* _CHALLENGE_
Transcribe word for word the part of the listings below that opens with the line containing "y-tick-label: 120 [10, 61, 34, 77]" and closes with the line containing "source: Source: EKF", including both of those lines.

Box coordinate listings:
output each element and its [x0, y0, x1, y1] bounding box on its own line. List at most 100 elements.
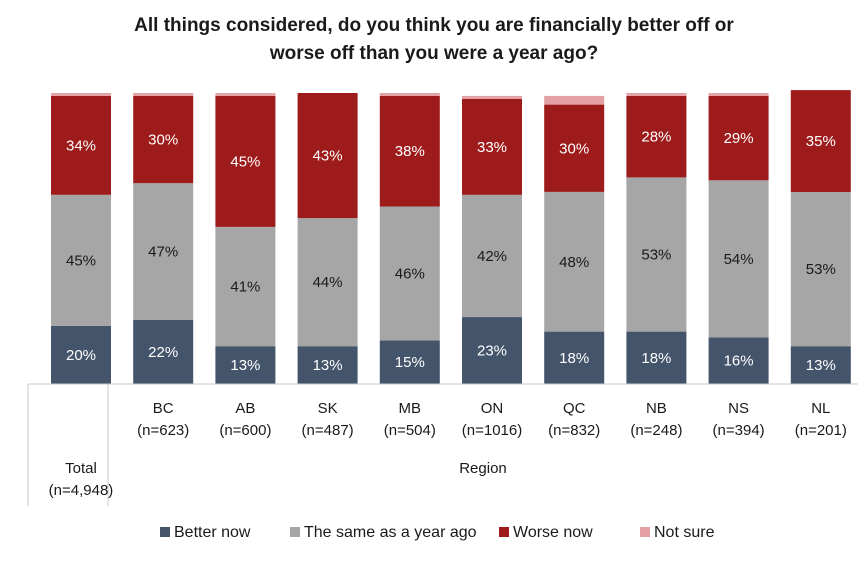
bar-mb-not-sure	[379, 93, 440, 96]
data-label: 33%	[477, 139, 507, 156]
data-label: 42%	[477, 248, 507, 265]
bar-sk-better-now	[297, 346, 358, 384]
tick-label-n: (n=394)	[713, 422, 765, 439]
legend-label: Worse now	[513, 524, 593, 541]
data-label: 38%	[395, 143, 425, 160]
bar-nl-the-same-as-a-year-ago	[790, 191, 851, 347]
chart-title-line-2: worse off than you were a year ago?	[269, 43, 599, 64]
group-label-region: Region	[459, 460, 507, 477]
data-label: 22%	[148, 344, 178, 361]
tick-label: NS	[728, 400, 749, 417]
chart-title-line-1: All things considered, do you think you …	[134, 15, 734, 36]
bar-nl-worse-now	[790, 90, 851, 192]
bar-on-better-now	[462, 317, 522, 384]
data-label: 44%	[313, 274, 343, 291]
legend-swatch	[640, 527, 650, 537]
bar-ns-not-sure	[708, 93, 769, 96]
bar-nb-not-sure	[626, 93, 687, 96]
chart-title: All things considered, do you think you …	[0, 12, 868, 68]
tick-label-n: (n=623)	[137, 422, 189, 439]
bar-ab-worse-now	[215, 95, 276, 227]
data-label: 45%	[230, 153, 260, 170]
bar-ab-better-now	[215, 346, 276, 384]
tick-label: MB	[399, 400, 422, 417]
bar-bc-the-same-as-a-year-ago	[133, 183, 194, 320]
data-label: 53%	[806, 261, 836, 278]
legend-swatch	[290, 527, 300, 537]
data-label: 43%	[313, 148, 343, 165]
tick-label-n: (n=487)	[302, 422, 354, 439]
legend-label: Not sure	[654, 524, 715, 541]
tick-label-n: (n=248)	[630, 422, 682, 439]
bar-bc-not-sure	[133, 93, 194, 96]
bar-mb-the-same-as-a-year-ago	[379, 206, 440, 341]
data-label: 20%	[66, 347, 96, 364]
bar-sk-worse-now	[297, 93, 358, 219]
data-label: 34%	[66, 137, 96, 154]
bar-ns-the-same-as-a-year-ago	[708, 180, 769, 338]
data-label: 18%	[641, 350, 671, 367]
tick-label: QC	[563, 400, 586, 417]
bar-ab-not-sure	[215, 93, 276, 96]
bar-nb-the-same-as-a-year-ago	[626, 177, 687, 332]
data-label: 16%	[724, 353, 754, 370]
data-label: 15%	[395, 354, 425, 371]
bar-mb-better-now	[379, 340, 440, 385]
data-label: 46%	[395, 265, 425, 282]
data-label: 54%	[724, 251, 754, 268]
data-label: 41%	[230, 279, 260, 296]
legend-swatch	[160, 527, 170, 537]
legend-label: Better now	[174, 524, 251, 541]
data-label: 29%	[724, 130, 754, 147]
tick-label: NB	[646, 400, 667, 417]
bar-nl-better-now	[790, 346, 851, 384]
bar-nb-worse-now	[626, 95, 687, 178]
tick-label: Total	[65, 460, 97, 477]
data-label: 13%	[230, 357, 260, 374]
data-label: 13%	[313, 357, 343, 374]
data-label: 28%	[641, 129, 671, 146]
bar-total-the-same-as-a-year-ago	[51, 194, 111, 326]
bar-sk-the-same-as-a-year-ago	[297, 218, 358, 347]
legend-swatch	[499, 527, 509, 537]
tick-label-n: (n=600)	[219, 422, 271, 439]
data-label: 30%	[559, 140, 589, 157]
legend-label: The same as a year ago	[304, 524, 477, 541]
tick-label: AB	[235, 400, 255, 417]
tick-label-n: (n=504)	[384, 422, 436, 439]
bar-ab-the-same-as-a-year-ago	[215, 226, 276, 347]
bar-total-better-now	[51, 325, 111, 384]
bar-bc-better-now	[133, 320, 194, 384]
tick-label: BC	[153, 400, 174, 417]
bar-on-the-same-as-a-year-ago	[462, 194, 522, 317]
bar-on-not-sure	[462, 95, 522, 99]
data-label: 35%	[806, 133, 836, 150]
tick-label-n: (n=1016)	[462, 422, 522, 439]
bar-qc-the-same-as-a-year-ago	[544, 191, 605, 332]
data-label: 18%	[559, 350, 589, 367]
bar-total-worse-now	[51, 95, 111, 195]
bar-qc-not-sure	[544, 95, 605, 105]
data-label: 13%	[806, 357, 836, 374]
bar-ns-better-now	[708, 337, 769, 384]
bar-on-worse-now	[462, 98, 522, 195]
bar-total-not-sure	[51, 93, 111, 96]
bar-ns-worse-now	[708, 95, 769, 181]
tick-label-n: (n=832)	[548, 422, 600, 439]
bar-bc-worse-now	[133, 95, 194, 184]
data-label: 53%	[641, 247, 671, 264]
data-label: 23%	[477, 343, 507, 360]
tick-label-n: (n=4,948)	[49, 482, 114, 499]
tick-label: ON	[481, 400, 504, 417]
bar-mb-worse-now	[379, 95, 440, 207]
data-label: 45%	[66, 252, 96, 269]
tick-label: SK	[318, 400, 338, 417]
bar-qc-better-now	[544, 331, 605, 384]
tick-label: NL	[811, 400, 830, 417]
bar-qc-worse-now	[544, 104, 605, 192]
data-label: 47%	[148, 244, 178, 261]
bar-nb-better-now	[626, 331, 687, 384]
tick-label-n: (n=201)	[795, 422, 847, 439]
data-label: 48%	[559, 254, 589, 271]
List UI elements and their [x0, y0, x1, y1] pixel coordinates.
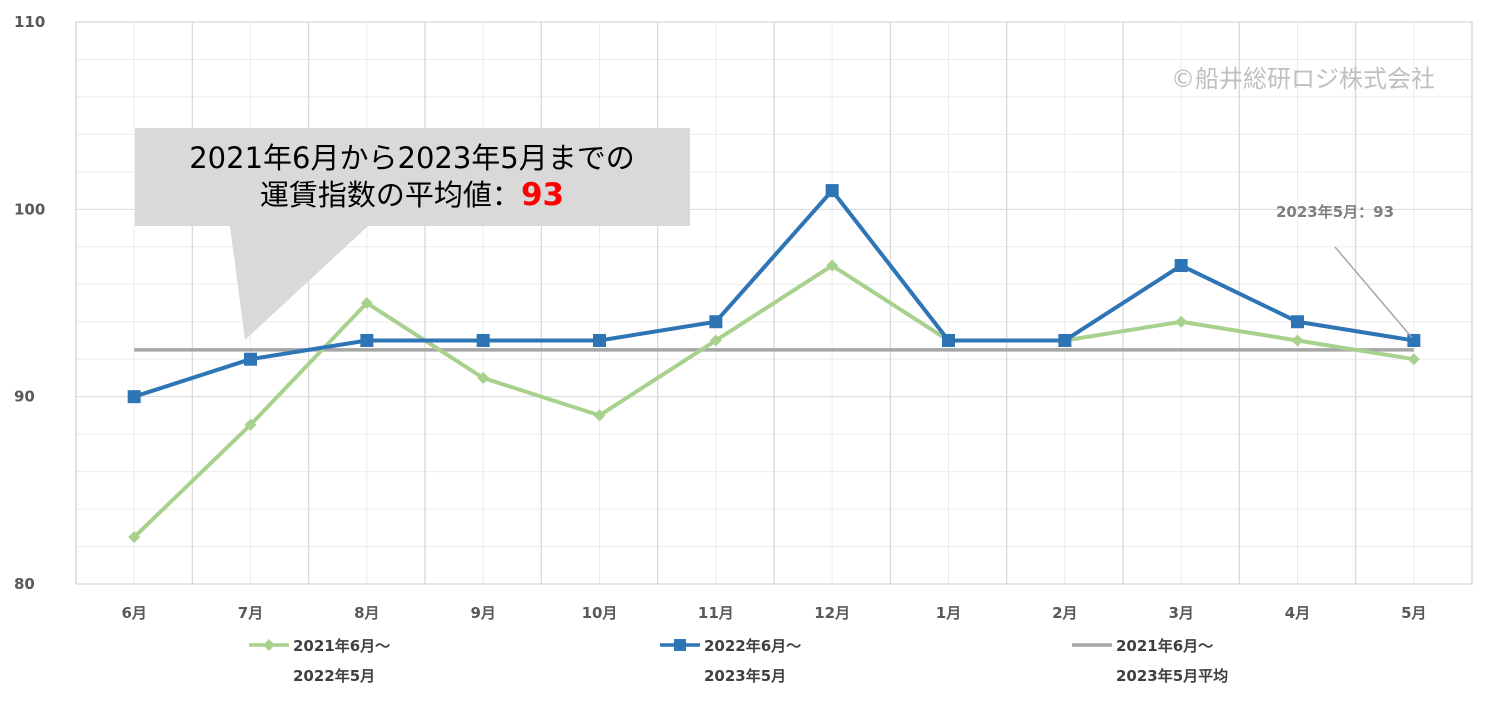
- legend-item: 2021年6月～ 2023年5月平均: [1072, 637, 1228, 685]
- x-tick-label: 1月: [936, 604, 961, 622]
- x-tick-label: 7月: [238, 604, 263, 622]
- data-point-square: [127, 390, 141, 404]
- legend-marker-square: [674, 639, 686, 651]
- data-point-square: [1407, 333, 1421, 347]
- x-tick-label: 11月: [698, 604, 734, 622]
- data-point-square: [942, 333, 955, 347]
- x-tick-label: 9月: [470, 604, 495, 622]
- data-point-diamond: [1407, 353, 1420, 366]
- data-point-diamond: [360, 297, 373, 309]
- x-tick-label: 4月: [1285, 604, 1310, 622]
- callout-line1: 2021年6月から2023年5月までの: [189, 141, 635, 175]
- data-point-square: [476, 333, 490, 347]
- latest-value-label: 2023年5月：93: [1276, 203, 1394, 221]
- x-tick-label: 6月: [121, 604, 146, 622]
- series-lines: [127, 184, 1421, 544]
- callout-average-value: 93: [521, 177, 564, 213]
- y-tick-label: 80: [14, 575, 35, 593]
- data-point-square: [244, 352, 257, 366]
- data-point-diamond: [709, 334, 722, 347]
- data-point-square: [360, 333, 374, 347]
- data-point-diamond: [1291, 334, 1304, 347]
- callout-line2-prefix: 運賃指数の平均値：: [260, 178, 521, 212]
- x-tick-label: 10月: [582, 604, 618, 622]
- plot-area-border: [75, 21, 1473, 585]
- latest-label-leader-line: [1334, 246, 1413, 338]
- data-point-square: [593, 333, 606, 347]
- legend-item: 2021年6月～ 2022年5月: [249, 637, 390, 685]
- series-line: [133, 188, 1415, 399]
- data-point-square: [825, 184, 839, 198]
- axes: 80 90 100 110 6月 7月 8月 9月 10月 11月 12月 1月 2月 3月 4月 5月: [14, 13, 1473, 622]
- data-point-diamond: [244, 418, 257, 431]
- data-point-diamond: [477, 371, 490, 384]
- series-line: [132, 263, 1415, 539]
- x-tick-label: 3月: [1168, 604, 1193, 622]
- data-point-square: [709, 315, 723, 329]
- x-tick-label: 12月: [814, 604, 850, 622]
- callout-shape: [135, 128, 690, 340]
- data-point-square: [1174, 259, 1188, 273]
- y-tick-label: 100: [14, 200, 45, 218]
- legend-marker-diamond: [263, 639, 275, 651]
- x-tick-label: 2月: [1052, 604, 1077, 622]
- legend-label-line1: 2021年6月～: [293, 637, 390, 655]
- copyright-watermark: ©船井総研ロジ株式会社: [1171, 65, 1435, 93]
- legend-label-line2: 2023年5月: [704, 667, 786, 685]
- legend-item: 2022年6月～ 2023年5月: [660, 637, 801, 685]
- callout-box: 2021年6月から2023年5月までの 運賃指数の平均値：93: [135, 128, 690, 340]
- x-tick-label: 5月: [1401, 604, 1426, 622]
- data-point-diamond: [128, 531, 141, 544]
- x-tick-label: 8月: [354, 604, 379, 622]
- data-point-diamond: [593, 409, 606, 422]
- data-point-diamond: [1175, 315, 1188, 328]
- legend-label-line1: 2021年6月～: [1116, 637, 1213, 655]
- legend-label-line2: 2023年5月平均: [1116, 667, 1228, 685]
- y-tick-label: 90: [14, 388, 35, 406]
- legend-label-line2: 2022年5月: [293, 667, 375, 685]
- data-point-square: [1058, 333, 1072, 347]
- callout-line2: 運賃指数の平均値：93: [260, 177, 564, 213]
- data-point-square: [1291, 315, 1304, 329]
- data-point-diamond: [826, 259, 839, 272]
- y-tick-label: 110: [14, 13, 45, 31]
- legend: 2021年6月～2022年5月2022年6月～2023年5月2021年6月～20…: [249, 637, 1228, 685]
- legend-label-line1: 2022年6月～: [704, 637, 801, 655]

...

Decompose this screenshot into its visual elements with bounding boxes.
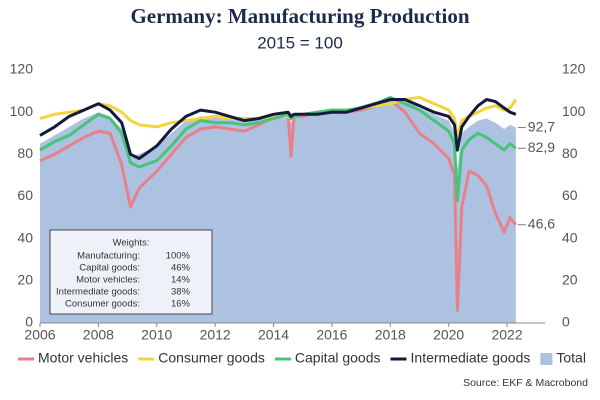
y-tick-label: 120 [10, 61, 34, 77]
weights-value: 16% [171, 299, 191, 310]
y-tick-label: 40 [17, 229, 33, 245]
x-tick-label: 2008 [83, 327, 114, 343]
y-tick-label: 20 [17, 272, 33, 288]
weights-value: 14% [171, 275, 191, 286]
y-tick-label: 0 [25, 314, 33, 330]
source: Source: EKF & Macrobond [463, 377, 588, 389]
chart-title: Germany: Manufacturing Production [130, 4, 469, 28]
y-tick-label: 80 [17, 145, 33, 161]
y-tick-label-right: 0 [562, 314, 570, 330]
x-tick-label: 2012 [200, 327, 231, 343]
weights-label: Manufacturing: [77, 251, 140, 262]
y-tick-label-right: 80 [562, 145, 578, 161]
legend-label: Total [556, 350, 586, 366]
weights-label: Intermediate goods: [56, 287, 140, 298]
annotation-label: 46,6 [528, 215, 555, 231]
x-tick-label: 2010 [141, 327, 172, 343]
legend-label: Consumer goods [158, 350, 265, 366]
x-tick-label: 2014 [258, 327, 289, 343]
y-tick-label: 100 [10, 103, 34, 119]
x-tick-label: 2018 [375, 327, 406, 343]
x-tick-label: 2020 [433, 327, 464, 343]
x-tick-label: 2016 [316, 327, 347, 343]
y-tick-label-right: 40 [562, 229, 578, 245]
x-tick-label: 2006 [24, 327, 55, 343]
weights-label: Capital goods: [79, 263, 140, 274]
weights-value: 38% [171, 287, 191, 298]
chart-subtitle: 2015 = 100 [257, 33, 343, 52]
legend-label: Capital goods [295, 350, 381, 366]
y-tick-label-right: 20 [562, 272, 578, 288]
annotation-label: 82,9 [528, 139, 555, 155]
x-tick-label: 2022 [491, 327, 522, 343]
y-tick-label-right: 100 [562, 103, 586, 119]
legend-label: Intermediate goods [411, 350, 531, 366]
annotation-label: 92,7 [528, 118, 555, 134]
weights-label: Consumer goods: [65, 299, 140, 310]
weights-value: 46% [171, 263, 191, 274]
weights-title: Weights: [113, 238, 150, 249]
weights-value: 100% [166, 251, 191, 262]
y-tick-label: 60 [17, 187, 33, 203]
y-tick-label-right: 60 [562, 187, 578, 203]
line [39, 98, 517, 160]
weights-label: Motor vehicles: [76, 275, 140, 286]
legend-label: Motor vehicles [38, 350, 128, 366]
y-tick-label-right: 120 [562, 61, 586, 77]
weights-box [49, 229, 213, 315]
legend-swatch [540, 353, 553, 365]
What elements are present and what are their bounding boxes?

* _RESULT OF THE TASK_
y-tick-label: 120 [10, 61, 34, 77]
weights-value: 16% [171, 299, 191, 310]
y-tick-label: 40 [17, 229, 33, 245]
x-tick-label: 2008 [83, 327, 114, 343]
y-tick-label: 20 [17, 272, 33, 288]
weights-value: 14% [171, 275, 191, 286]
y-tick-label: 0 [25, 314, 33, 330]
source: Source: EKF & Macrobond [463, 377, 588, 389]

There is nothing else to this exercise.